* TO BE DONE
Wherever a line below holds the word "title", copy that line.

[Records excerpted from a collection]
--- BEGIN ---
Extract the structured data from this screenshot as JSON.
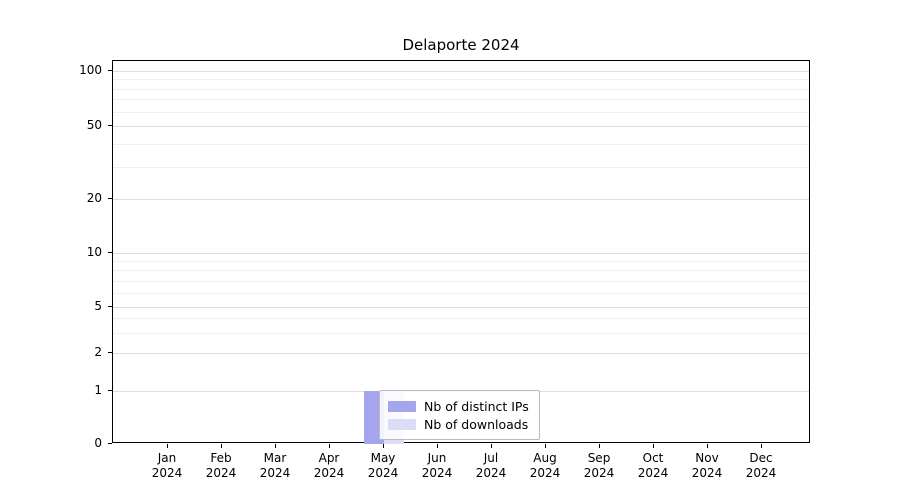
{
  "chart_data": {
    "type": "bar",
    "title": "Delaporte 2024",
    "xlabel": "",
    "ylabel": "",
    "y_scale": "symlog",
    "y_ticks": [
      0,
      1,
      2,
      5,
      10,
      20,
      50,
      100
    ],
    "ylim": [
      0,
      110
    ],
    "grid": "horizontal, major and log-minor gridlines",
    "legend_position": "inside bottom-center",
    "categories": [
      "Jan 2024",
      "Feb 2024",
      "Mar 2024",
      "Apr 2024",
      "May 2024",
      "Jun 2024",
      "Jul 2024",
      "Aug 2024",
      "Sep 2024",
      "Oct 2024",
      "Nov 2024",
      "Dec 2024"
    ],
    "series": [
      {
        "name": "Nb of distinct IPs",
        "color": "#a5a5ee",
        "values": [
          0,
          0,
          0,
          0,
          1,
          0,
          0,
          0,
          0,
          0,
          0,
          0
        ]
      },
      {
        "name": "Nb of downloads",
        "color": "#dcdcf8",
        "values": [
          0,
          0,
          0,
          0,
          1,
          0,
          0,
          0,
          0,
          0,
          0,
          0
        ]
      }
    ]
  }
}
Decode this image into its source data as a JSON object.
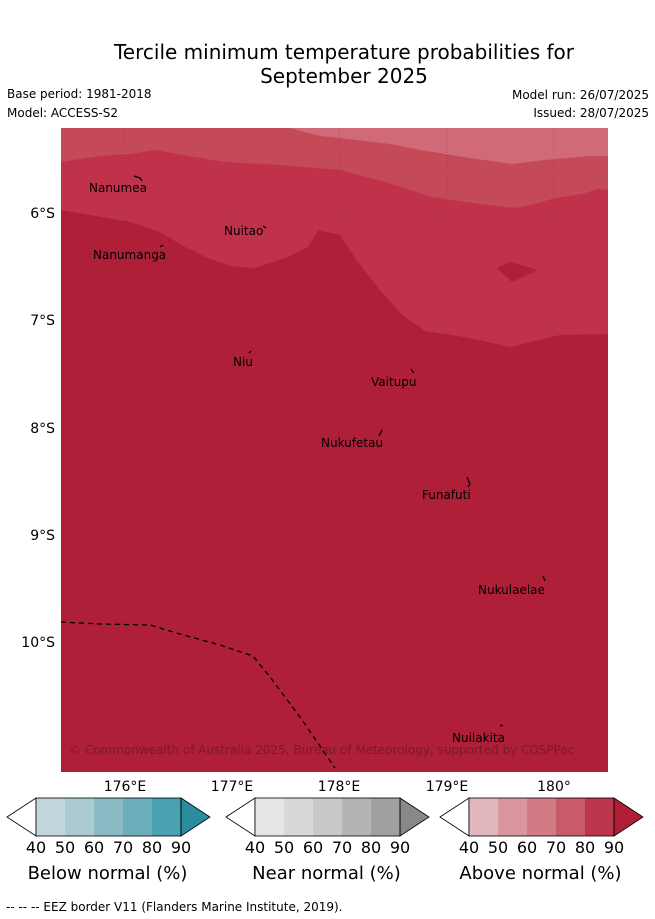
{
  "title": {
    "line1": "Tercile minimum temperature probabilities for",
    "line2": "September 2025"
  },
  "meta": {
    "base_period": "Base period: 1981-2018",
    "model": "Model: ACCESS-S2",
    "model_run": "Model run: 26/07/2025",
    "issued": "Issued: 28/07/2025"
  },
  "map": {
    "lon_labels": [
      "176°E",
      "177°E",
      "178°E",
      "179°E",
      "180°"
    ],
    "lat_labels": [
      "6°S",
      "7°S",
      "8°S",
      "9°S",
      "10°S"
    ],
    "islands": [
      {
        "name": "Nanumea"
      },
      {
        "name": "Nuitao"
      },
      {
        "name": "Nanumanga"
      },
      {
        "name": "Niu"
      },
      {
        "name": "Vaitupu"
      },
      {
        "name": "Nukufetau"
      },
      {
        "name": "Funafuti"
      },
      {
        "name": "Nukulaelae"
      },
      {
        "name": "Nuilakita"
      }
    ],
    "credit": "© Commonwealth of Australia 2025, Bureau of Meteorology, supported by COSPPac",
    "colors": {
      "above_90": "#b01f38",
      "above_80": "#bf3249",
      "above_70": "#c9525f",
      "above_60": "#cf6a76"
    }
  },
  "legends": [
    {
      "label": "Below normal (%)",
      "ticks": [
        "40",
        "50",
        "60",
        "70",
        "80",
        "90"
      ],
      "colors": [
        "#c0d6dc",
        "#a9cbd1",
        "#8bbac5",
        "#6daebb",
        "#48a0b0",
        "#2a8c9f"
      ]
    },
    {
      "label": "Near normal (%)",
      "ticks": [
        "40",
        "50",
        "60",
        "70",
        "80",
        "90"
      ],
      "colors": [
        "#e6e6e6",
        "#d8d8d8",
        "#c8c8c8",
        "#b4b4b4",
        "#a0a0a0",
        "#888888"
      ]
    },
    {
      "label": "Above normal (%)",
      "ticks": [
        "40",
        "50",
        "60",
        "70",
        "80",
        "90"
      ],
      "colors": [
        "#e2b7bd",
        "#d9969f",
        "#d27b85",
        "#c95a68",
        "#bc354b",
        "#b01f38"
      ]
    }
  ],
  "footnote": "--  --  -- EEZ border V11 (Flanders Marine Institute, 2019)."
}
--- END ---
--- BEGIN ---
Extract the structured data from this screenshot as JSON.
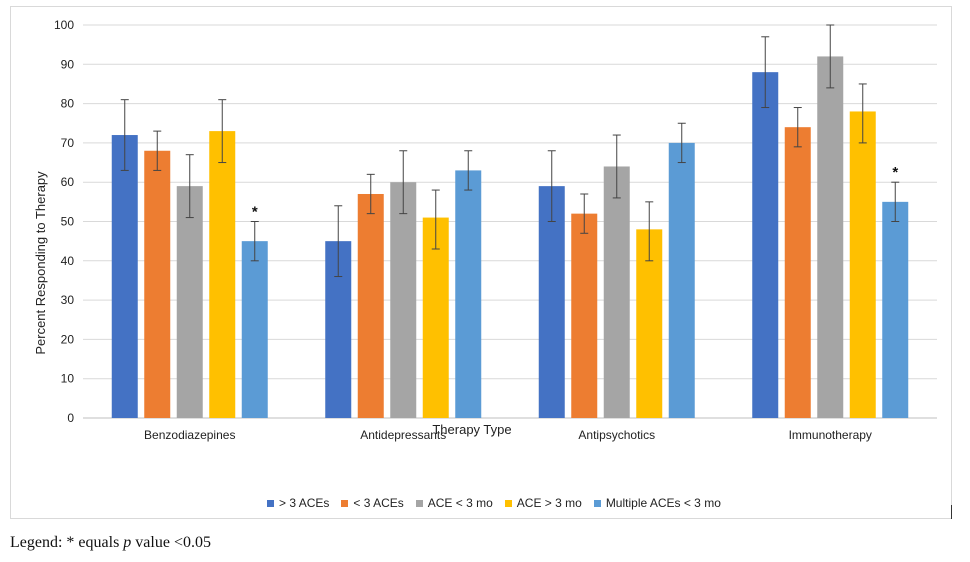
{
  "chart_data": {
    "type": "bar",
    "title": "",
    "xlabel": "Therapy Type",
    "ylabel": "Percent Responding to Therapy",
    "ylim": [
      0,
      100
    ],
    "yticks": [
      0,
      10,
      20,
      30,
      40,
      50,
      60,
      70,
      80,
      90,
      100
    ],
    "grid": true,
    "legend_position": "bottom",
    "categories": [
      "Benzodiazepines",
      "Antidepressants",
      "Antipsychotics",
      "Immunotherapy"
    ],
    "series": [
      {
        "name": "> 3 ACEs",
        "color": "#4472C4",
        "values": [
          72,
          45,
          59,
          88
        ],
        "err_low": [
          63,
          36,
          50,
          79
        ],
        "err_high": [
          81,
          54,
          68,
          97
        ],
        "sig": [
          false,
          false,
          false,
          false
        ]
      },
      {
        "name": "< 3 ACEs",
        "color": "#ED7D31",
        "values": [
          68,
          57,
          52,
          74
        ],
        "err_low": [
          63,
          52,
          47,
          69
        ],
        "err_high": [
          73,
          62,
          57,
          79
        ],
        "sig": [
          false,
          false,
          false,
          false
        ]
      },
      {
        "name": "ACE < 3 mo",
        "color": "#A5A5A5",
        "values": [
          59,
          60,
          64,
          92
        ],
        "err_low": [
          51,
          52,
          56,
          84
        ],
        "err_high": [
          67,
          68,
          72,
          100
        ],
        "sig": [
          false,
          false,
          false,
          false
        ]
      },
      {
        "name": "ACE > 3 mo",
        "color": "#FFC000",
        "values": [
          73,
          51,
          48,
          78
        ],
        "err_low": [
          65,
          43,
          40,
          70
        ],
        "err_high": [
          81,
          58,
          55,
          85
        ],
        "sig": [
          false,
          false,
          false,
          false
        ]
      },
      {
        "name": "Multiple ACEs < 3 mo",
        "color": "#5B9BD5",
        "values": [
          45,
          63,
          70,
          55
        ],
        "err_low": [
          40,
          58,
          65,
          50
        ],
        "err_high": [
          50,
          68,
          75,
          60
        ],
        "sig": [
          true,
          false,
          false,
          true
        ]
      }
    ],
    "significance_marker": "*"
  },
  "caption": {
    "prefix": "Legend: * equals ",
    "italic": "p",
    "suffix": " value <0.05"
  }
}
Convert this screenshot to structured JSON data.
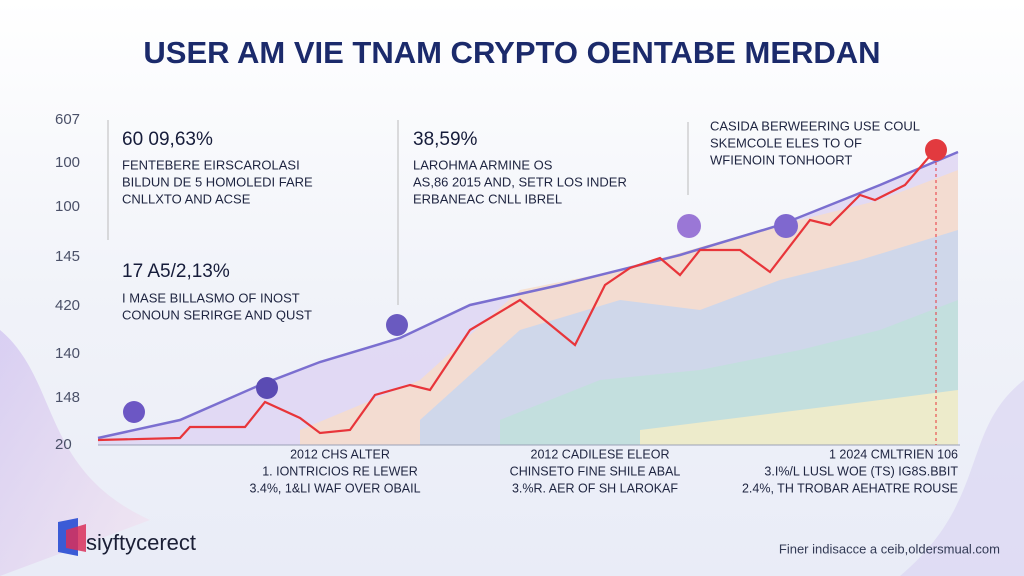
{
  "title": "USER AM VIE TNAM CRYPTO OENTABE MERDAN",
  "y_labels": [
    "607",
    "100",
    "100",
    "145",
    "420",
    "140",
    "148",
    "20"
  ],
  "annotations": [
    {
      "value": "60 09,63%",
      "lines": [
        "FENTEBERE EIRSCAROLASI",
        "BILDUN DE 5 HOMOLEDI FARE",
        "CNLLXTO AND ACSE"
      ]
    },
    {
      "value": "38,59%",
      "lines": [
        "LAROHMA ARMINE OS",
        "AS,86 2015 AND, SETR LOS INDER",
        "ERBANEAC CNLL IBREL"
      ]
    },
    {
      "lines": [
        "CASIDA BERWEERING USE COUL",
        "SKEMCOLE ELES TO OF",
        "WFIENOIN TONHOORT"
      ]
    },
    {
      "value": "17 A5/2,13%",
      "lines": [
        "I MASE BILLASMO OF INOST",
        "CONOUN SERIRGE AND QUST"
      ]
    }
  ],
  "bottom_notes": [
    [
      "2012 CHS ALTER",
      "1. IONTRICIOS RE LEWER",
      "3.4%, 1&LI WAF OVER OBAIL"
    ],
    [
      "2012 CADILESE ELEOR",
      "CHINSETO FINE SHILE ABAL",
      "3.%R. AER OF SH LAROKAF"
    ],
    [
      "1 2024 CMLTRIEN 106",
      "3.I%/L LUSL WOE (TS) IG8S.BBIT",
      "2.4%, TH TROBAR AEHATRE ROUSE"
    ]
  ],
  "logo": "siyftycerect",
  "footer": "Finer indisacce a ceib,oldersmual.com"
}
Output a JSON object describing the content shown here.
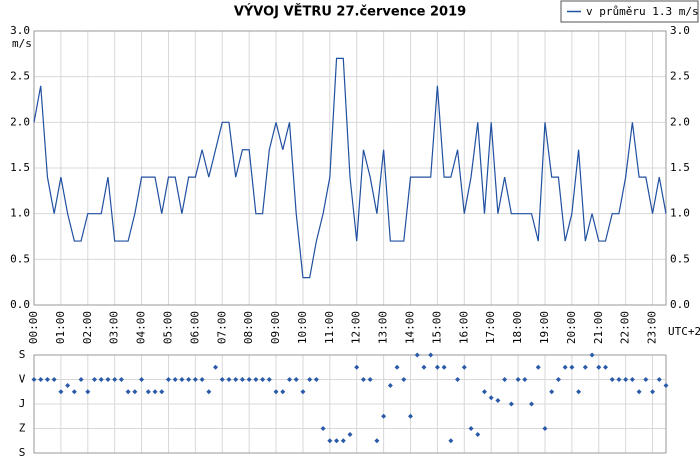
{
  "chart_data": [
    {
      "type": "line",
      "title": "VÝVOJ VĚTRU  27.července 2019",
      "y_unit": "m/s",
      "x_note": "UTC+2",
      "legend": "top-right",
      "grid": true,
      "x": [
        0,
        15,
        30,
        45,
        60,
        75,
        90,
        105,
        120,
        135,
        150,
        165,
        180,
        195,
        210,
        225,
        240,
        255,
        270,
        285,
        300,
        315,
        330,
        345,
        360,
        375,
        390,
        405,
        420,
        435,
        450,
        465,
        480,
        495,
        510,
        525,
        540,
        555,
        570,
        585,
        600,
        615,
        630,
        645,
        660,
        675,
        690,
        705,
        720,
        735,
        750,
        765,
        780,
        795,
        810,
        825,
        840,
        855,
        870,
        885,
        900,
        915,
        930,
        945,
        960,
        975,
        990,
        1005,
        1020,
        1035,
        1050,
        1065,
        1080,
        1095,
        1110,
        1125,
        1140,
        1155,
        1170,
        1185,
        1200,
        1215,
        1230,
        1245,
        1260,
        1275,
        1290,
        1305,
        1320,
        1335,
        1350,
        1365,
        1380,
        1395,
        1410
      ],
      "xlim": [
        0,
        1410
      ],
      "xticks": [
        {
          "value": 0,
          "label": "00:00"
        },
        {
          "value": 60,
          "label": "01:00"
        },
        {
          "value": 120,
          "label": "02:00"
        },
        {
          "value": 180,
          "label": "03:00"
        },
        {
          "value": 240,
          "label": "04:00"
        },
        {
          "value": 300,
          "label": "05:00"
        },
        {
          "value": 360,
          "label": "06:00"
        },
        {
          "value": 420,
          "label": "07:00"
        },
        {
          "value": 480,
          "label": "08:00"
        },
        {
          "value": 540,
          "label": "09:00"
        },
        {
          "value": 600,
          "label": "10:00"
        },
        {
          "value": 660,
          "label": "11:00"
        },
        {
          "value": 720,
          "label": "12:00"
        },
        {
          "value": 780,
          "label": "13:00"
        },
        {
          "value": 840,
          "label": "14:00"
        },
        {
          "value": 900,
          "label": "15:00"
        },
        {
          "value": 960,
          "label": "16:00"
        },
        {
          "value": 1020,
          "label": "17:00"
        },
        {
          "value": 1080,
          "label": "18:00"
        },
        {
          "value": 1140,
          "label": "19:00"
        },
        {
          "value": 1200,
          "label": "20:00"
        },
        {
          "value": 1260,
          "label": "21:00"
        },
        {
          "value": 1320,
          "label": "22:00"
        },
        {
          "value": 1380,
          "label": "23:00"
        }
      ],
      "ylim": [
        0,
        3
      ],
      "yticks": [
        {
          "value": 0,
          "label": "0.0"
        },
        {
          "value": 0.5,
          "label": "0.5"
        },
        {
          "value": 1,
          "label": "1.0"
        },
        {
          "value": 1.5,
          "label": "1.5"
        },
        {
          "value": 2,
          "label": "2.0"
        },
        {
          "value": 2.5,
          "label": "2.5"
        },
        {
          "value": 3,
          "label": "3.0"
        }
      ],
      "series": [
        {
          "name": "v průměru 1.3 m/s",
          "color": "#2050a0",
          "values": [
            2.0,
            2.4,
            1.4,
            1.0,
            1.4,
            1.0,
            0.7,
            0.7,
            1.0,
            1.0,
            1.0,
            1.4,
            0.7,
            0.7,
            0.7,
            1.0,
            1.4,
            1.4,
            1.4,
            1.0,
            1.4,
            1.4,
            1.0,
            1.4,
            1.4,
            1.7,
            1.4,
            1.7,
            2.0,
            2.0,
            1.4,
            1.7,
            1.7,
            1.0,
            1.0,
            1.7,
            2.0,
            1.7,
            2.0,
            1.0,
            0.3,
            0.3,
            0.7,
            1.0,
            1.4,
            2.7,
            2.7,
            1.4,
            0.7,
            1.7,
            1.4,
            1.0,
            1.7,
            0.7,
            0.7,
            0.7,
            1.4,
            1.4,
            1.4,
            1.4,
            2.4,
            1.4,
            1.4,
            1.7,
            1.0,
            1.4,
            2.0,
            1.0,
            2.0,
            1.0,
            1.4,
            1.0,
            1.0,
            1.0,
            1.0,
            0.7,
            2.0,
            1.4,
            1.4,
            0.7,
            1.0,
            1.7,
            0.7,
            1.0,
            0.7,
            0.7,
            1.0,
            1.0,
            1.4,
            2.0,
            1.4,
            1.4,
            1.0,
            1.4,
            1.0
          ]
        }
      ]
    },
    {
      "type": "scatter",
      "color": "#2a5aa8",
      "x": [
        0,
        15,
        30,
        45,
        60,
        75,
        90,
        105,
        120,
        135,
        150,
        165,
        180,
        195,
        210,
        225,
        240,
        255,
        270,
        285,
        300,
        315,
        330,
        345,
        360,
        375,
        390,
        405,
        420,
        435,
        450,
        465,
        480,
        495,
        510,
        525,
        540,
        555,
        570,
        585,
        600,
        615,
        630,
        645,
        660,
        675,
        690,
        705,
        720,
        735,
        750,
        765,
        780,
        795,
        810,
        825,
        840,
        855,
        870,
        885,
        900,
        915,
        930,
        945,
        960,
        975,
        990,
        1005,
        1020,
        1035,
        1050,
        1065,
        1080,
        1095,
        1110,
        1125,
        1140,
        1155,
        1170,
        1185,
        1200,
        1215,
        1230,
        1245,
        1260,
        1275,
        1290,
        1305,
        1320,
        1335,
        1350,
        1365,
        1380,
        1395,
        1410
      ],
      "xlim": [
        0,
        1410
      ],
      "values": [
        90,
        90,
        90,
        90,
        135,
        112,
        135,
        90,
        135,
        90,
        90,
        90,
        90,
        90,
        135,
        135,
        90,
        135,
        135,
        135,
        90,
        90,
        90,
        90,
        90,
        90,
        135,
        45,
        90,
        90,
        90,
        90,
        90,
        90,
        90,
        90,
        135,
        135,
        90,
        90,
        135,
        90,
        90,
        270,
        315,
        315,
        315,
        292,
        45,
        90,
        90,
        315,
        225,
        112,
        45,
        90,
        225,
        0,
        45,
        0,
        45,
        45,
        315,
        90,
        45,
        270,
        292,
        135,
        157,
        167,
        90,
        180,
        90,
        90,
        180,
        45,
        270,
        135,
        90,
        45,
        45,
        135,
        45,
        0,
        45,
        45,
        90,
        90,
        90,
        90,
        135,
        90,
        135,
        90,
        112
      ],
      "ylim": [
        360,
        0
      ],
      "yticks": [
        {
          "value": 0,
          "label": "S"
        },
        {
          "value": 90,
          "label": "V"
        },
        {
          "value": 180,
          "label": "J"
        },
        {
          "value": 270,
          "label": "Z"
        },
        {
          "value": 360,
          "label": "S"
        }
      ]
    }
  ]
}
--- END ---
--- BEGIN ---
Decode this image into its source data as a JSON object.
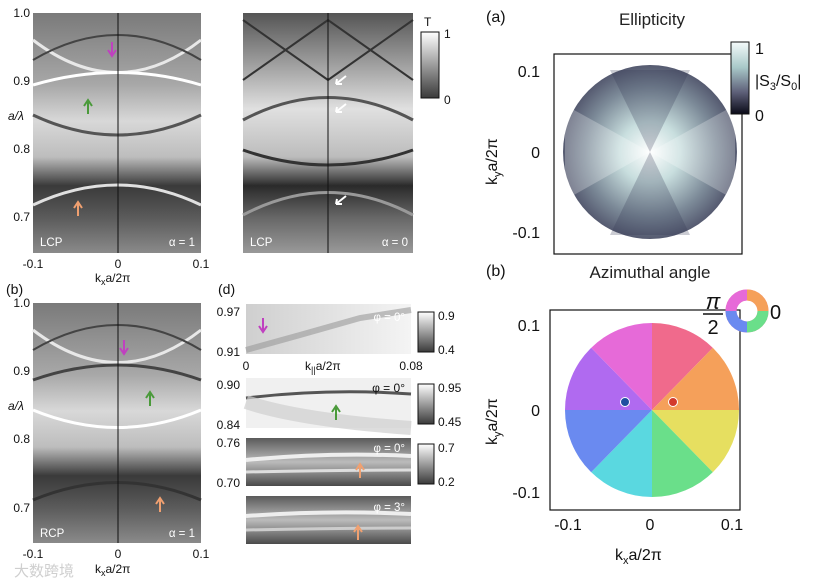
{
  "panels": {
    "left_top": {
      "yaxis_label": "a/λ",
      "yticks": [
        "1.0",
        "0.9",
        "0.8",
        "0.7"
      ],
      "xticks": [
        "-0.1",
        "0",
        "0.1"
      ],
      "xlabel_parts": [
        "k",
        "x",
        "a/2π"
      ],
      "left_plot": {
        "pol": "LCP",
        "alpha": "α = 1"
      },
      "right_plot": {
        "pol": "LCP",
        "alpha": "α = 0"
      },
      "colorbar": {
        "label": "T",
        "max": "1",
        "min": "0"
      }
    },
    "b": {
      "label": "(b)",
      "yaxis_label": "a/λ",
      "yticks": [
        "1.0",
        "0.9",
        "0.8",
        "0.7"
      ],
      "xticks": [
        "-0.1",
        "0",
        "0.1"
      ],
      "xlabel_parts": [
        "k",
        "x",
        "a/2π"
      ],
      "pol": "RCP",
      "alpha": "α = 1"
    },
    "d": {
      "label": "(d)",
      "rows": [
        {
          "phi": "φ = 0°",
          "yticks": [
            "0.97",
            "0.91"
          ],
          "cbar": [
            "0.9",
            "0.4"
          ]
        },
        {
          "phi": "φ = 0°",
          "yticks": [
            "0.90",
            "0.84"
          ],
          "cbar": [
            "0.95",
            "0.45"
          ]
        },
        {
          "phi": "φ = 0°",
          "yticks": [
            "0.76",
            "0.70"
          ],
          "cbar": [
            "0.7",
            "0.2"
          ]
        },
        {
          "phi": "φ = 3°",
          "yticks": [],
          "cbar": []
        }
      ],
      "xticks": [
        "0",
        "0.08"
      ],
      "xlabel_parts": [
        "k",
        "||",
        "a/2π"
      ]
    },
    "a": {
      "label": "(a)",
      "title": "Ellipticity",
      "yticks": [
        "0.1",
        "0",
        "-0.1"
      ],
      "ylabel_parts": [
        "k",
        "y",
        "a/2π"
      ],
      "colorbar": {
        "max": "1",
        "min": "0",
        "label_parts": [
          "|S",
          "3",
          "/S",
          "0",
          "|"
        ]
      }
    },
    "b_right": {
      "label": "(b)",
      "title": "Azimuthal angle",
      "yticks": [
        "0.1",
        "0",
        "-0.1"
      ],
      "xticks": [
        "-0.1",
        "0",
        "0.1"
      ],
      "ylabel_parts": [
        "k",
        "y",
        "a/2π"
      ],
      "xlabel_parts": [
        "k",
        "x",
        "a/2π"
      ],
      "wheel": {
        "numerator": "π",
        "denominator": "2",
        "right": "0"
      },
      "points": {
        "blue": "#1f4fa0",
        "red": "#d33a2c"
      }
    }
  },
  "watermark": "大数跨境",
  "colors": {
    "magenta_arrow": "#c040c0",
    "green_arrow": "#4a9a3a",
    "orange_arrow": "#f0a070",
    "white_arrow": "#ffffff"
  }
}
--- END ---
* TASK OUTPUT
    "title": "Delaporte 2024",
  "title": {
    "title": "",
  "title": "USER AM VIE TNAM CRYPTO OENTABE MERDAN",
      "title": "VÝVOJ VĚTRU  27.července 2019",
      "title": "Ellipticity",
      "title": "Azimuthal angle",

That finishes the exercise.